# [Given problem]
Each line of the material below that holds the word "constraints" needs to be copied.

# [Material provided]
** start **
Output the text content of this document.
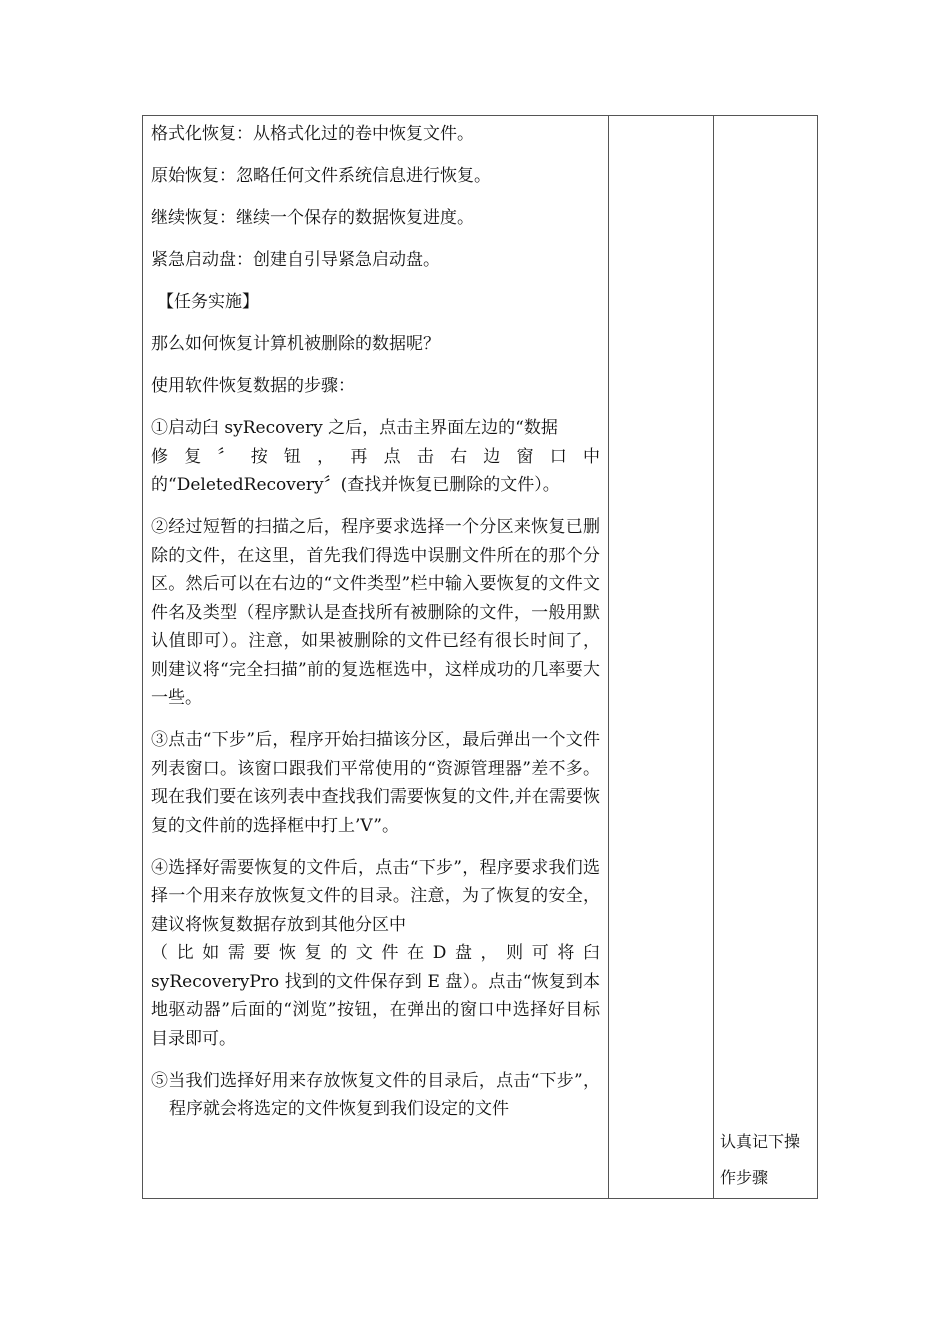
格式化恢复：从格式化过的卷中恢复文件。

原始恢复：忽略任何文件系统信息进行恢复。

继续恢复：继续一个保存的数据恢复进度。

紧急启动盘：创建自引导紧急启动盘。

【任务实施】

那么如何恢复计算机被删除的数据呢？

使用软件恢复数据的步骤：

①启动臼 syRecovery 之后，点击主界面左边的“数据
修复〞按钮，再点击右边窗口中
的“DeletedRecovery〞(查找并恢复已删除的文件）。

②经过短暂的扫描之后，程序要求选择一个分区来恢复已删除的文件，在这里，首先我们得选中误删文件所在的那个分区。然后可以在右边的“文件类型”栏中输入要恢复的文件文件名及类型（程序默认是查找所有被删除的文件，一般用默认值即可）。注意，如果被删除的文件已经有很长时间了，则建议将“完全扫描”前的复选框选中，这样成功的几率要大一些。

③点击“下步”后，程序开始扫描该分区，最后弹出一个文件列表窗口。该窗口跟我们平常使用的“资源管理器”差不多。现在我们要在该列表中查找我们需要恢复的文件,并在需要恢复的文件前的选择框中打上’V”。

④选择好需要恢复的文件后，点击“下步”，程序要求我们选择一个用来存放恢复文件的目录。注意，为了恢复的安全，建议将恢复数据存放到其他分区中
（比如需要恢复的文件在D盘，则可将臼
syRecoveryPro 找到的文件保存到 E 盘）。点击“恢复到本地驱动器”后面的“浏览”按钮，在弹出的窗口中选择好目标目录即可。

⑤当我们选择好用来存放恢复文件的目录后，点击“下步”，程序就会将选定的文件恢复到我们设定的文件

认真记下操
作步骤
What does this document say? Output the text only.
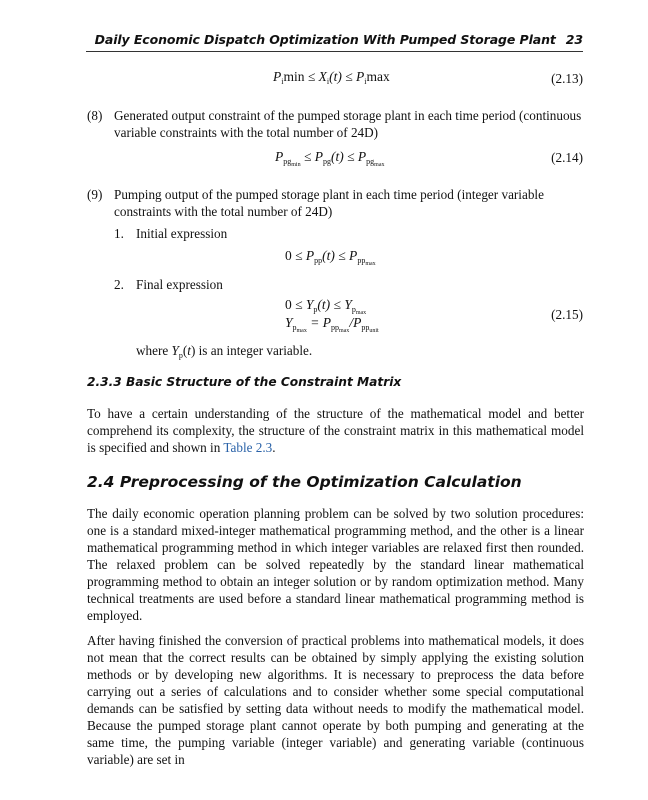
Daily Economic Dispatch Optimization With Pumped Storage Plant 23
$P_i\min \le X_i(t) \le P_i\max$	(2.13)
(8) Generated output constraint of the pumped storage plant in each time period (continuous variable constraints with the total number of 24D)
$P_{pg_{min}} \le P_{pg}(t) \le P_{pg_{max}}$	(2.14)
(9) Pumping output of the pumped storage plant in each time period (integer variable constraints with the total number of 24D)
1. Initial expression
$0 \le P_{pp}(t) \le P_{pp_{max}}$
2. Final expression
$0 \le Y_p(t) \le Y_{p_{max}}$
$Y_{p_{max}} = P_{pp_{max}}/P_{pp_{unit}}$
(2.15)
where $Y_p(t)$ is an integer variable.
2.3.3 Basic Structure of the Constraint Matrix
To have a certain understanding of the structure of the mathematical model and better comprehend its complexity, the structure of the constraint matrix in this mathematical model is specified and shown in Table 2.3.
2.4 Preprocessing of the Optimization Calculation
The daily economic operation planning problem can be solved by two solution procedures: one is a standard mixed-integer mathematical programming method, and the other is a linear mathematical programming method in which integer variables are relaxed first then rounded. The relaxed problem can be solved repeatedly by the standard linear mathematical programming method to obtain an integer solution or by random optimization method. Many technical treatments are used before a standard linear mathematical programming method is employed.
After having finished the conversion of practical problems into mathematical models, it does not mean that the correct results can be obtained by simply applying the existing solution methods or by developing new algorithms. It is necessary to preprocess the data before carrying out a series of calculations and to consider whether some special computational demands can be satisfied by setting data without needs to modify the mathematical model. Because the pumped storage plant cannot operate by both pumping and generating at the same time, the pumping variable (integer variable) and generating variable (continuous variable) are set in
** end **
** start **
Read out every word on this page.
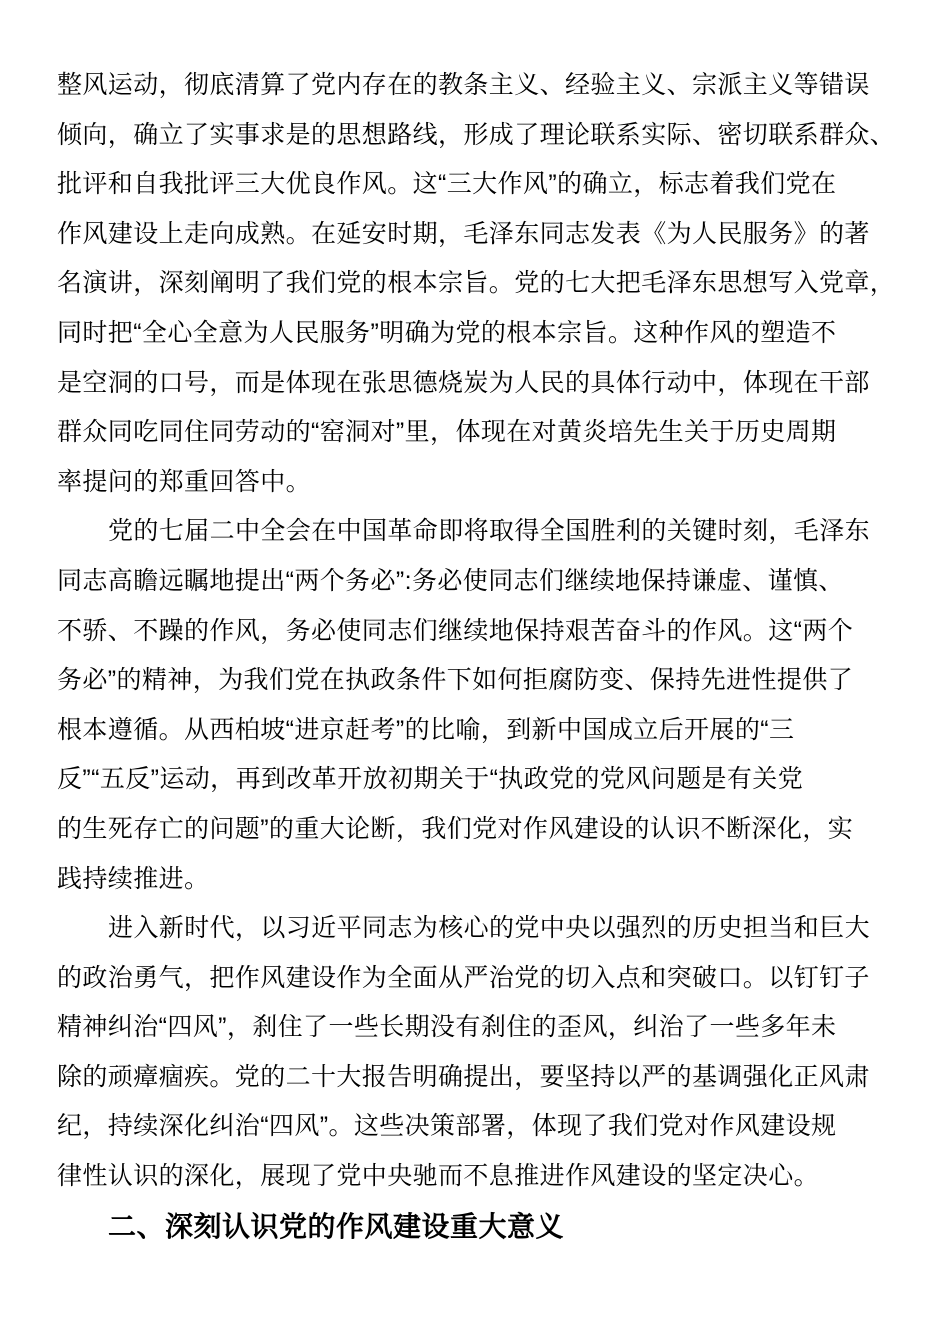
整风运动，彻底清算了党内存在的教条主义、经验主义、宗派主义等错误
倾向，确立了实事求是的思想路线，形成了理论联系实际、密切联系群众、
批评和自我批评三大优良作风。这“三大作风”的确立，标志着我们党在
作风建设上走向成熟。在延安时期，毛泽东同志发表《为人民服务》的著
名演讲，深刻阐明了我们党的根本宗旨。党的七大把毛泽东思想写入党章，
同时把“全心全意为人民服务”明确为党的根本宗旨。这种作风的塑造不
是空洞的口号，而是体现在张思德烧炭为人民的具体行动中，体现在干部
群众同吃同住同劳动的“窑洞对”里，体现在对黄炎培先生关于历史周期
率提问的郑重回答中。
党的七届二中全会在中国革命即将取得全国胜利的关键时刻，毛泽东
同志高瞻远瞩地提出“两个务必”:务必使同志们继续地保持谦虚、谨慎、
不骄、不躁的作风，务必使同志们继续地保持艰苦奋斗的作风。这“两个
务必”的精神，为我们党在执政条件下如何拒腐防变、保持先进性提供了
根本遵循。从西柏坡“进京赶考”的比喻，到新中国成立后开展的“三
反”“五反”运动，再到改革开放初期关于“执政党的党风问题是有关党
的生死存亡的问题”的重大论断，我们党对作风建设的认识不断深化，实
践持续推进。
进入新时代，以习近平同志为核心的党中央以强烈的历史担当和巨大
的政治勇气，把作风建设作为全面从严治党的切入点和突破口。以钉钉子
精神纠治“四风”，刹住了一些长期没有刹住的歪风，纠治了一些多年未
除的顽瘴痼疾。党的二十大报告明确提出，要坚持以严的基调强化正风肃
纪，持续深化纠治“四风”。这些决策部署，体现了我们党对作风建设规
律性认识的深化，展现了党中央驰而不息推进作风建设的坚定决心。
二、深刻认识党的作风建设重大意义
** end **
# [Full output]
(8) Generated output constraint of the pumped storage plant in each time period (continuous variable constraints with the total number of 24D)
(9) Pumping output of the pumped storage plant in each time period (integer variable constraints with the total number of 24D)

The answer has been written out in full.